**Written exercise:** Below are some records. Copy every line in them that holds "title".

**Excerpts from a figure dataset:**

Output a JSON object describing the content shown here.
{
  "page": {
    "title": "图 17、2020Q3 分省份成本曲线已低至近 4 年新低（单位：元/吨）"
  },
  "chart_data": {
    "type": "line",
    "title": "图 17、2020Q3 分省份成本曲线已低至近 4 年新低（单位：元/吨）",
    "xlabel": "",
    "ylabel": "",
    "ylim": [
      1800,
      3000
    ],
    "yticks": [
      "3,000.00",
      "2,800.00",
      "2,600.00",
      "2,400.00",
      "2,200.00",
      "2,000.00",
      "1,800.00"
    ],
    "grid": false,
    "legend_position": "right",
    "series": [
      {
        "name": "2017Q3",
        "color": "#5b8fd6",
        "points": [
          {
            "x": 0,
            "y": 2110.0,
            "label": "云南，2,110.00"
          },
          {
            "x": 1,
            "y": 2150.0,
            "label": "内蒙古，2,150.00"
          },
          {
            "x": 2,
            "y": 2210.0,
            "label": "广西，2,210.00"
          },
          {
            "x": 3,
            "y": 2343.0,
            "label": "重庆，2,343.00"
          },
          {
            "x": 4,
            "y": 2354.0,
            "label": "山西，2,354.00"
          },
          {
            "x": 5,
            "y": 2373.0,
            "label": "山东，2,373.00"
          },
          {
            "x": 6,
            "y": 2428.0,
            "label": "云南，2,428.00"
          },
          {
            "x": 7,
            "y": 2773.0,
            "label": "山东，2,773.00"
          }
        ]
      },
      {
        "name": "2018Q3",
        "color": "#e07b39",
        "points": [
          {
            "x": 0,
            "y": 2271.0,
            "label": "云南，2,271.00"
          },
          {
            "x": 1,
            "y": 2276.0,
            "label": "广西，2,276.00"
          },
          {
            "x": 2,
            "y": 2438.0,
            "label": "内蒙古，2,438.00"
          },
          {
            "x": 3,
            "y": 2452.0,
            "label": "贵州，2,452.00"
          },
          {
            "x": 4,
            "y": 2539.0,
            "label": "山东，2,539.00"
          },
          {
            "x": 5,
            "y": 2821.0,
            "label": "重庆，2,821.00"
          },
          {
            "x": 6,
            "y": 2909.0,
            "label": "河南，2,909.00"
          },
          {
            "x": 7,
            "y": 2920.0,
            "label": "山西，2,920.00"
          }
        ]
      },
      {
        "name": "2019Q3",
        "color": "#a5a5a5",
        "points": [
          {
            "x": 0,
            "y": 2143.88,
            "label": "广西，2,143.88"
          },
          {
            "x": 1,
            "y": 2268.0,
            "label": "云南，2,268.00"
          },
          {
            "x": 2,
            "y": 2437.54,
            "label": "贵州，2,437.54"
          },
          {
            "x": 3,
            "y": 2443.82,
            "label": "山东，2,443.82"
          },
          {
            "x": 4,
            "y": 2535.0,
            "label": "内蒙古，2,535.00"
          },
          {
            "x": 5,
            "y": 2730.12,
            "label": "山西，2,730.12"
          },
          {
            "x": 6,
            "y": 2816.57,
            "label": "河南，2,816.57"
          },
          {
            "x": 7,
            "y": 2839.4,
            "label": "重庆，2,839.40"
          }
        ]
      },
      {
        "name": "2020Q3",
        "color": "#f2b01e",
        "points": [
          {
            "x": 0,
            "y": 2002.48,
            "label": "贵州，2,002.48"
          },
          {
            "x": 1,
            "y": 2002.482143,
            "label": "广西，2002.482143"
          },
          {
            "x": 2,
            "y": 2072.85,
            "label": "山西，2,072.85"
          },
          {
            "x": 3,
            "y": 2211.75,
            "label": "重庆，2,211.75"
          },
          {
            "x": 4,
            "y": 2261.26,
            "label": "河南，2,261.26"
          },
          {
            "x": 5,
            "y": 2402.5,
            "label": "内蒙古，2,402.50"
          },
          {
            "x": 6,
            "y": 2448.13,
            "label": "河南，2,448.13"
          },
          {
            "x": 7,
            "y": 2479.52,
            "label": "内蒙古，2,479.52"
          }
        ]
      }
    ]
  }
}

**Exercise response:**
    "title": "图 17、2020Q3 分省份成本曲线已低至近 4 年新低（单位：元/吨）"
    "title": "图 17、2020Q3 分省份成本曲线已低至近 4 年新低（单位：元/吨）",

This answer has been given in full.